Data entries →
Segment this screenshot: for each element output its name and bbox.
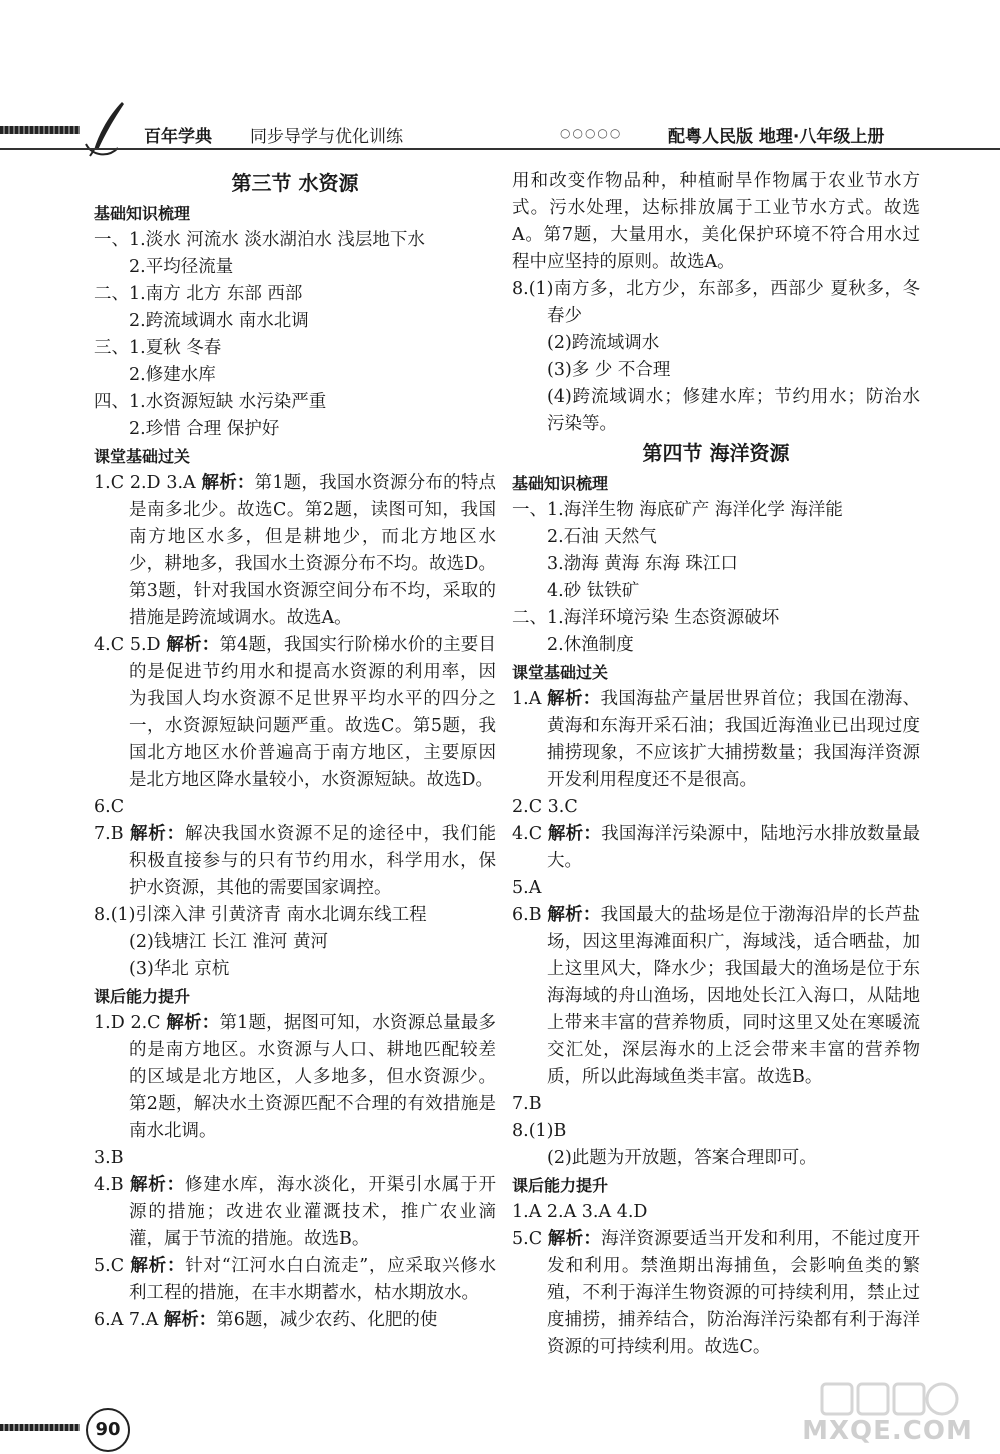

...

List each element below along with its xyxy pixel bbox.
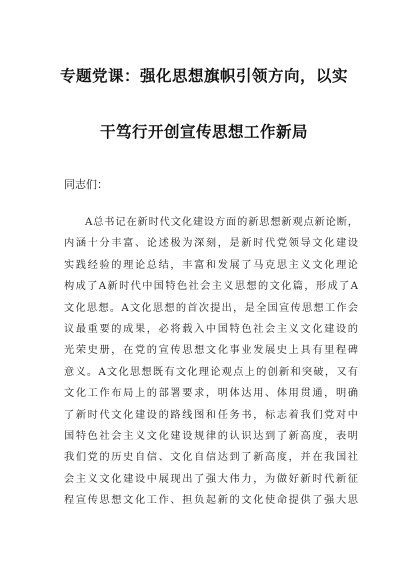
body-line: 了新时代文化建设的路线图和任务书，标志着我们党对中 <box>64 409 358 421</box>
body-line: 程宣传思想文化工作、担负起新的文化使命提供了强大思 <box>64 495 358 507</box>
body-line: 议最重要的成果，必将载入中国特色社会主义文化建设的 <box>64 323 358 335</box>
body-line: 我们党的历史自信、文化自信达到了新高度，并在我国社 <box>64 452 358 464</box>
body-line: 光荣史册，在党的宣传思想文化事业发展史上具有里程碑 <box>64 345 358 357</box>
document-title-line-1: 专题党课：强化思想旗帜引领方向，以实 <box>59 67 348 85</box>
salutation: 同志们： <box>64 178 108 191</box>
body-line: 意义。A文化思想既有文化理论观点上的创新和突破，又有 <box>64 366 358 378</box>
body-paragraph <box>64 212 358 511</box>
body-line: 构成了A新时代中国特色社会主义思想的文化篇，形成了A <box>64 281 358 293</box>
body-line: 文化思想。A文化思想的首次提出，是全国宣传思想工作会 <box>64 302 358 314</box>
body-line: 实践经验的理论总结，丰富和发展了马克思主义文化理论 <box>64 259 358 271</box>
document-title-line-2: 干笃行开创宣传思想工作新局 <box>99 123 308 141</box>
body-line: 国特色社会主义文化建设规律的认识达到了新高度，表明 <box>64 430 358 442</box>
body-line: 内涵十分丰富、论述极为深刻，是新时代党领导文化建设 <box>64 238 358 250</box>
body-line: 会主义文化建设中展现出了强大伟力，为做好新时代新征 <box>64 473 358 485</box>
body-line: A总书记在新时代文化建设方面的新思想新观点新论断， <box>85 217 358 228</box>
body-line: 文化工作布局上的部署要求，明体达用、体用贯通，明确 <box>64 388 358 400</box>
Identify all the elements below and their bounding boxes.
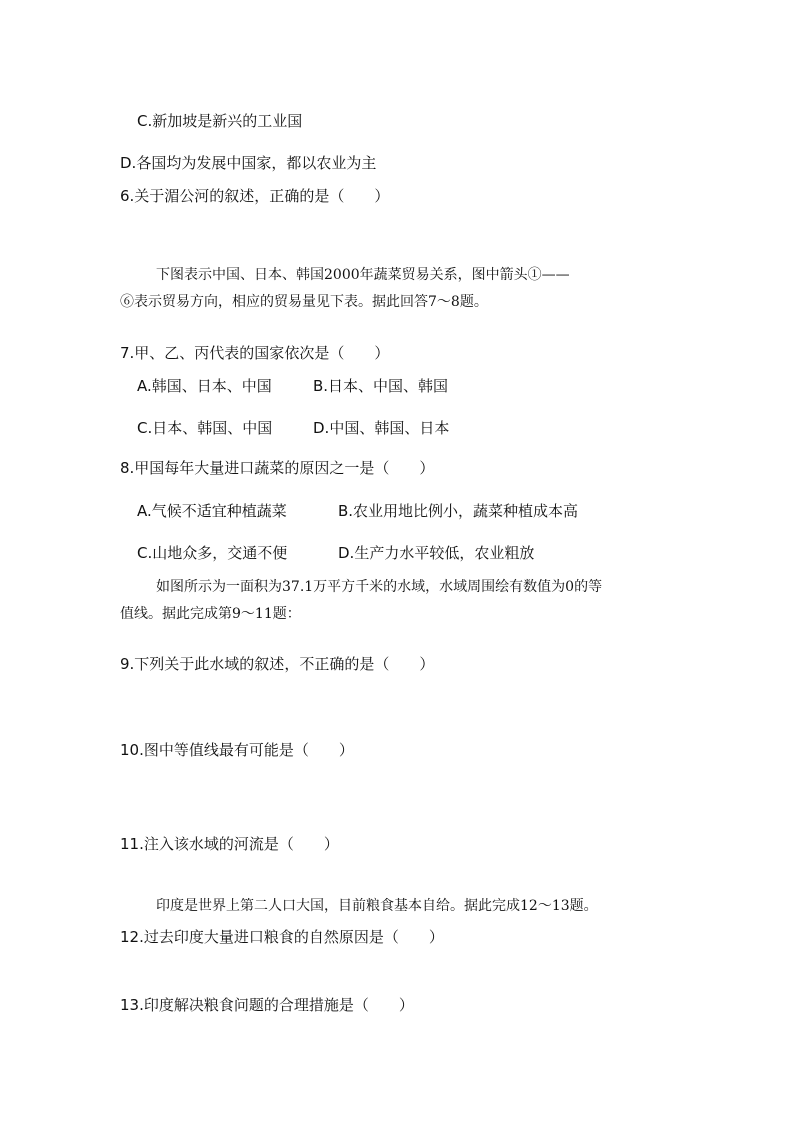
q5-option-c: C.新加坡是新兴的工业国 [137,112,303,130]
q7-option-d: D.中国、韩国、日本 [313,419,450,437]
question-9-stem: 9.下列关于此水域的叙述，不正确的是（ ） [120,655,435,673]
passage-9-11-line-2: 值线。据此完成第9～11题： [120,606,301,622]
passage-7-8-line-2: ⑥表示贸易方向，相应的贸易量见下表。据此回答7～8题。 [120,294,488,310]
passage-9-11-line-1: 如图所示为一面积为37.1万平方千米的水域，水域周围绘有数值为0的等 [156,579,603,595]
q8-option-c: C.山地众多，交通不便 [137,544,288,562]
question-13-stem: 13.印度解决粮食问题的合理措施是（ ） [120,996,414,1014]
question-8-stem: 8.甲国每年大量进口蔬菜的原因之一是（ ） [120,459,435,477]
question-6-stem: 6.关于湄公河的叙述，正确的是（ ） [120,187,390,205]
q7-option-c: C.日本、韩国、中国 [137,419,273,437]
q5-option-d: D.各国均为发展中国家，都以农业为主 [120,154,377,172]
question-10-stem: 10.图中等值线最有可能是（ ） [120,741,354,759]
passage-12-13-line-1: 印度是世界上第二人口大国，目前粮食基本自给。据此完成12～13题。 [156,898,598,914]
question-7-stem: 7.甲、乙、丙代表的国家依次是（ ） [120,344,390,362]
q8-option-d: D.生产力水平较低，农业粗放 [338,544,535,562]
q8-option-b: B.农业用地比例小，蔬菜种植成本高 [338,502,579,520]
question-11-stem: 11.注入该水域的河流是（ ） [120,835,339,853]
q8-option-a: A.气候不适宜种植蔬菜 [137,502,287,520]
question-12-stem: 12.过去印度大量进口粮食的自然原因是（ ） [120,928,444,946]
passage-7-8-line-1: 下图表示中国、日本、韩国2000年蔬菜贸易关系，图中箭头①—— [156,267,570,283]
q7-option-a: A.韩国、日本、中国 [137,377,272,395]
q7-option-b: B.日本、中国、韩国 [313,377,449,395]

Directive →
Reproduce the records above word for word, from the line containing "List each element" through the line containing "body-line: 文化工作布局上的部署要求，明体达用、体用贯通，明确 <box>64", including both of those lines. Leave the picture out.

Full answer →
List each element below along with its xyxy pixel bbox.
body-line: 了新时代文化建设的路线图和任务书，标志着我们党对中 <box>64 409 358 421</box>
body-line: 程宣传思想文化工作、担负起新的文化使命提供了强大思 <box>64 495 358 507</box>
body-line: 议最重要的成果，必将载入中国特色社会主义文化建设的 <box>64 323 358 335</box>
body-line: 我们党的历史自信、文化自信达到了新高度，并在我国社 <box>64 452 358 464</box>
body-line: 光荣史册，在党的宣传思想文化事业发展史上具有里程碑 <box>64 345 358 357</box>
document-title-line-1: 专题党课：强化思想旗帜引领方向，以实 <box>59 67 348 85</box>
salutation: 同志们： <box>64 178 108 191</box>
body-line: 意义。A文化思想既有文化理论观点上的创新和突破，又有 <box>64 366 358 378</box>
body-paragraph <box>64 212 358 511</box>
body-line: 构成了A新时代中国特色社会主义思想的文化篇，形成了A <box>64 281 358 293</box>
body-line: 文化思想。A文化思想的首次提出，是全国宣传思想工作会 <box>64 302 358 314</box>
body-line: 实践经验的理论总结，丰富和发展了马克思主义文化理论 <box>64 259 358 271</box>
document-title-line-2: 干笃行开创宣传思想工作新局 <box>99 123 308 141</box>
body-line: 国特色社会主义文化建设规律的认识达到了新高度，表明 <box>64 430 358 442</box>
body-line: 内涵十分丰富、论述极为深刻，是新时代党领导文化建设 <box>64 238 358 250</box>
body-line: 会主义文化建设中展现出了强大伟力，为做好新时代新征 <box>64 473 358 485</box>
body-line: A总书记在新时代文化建设方面的新思想新观点新论断， <box>85 217 358 228</box>
body-line: 文化工作布局上的部署要求，明体达用、体用贯通，明确 <box>64 388 358 400</box>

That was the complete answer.